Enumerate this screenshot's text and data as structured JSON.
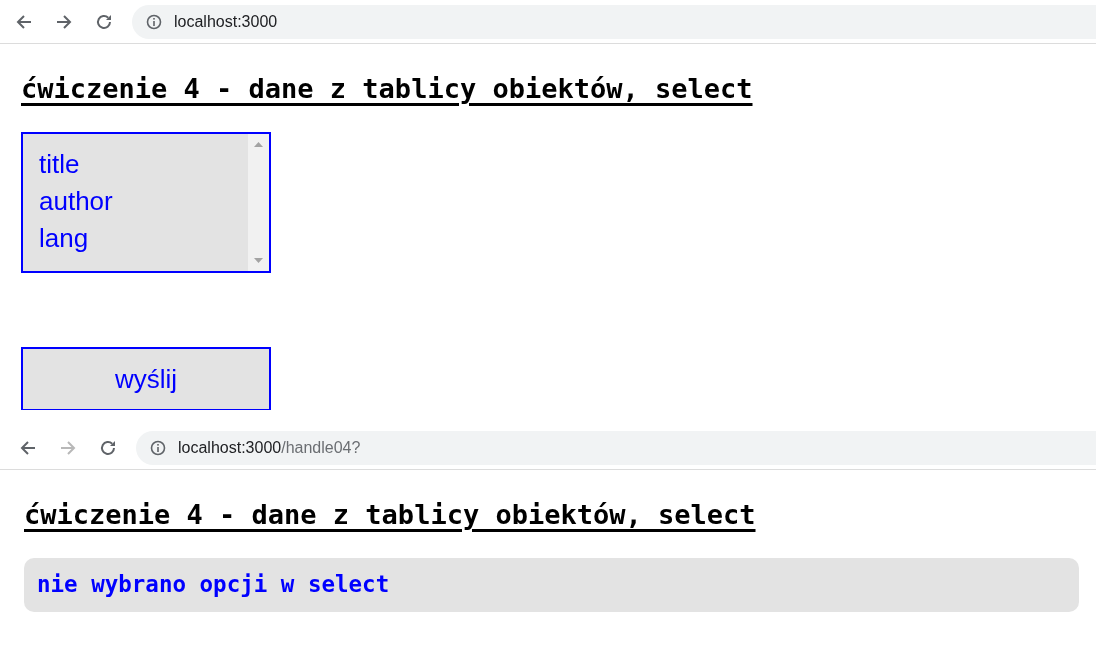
{
  "windows": [
    {
      "address": {
        "host": "localhost:3000"
      },
      "forward_disabled": false,
      "heading": "ćwiczenie 4 - dane z tablicy obiektów, select",
      "kind": "form",
      "select": {
        "options": [
          {
            "label": "title",
            "selected": false
          },
          {
            "label": "author",
            "selected": false
          },
          {
            "label": "lang",
            "selected": false
          }
        ]
      },
      "submit_button": "wyślij"
    },
    {
      "address": {
        "host": "localhost:3000",
        "path": "/handle04?"
      },
      "forward_disabled": true,
      "heading": "ćwiczenie 4 - dane z tablicy obiektów, select",
      "kind": "result",
      "message": "nie wybrano opcji w select"
    }
  ]
}
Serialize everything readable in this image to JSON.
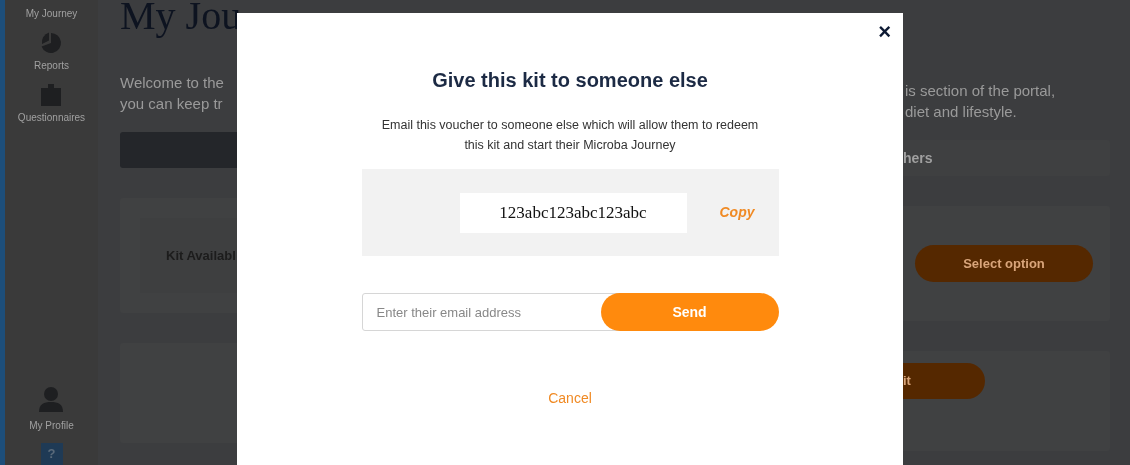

JOB: Write the records out once more, exactly as they appear, with no pictures.

OUTPUT BELOW:
Enumerate this screenshot's text and data as structured JSON.
{
  "windows": [
    {
      "address": {
        "host": "localhost:3000"
      },
      "forward_disabled": false,
      "heading": "ćwiczenie 4 - dane z tablicy obiektów, select",
      "kind": "form",
      "select": {
        "options": [
          {
            "label": "title",
            "selected": false
          },
          {
            "label": "author",
            "selected": false
          },
          {
            "label": "lang",
            "selected": false
          }
        ]
      },
      "submit_button": "wyślij"
    },
    {
      "address": {
        "host": "localhost:3000",
        "path": "/handle04?"
      },
      "forward_disabled": true,
      "heading": "ćwiczenie 4 - dane z tablicy obiektów, select",
      "kind": "result",
      "message": "nie wybrano opcji w select"
    }
  ]
}
Serialize everything readable in this image to JSON.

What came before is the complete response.